━━ Auszug aus Text ━━
BMDSKonsultation für die Rechenzentrumsstrategie

[27.08.2025] Mehr Rechenpower, damit Deutschland im globalen KI-Wettlauf vorne mitspielt – dies soll in den Worten von Digitalisierungsminister Karsten Wildberger mit einer nationalen Rechenzentrumsstrategie erreicht werden. Zu deren Erarbeitung begann nun eine Konsultation.
Modernes Rechenzentrum, ein IT-Techniker schiebt einen Wagen zwischen den Reihen der Server-Racks hindurch.

Die Rechenzentrumsstrategie soll Deutschland für das KI-Zeitalter fit machen.

(Bildquelle: gorodenkoff/123rf.com)
━━━
━━ Ausgelesene Einträge ━━
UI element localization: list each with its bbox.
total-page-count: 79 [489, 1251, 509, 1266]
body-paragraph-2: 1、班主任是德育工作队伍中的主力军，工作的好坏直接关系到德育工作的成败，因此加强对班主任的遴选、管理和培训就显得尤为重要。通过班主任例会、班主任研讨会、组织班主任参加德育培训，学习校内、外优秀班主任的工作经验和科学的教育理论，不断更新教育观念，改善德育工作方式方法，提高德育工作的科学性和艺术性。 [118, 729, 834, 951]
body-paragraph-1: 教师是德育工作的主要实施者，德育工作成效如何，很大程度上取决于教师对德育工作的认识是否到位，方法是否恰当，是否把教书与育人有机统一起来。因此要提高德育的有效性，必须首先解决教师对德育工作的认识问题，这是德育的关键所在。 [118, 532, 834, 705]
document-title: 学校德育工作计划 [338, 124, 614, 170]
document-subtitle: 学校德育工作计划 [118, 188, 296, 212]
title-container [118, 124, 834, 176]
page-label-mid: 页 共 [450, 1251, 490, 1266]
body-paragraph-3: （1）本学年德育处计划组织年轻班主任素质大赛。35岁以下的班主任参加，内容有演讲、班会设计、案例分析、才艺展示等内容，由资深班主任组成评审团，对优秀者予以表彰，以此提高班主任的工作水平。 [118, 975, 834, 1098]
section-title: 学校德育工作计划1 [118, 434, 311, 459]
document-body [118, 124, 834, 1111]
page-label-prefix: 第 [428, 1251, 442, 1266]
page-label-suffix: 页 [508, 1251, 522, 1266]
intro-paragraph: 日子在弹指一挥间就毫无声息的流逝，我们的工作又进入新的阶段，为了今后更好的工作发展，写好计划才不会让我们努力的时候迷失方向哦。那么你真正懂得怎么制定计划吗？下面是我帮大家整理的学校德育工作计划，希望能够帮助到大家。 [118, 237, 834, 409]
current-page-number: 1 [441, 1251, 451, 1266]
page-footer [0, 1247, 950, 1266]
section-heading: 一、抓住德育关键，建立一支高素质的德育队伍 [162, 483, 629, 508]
━━━
• [Probier es aus] Welcher Minister kommt in der Meldung zur Rechenzentrumsstrategie zu Wort?

• [Lösung der Aufgabe] Digitalisierungsminister Karsten Wildberger.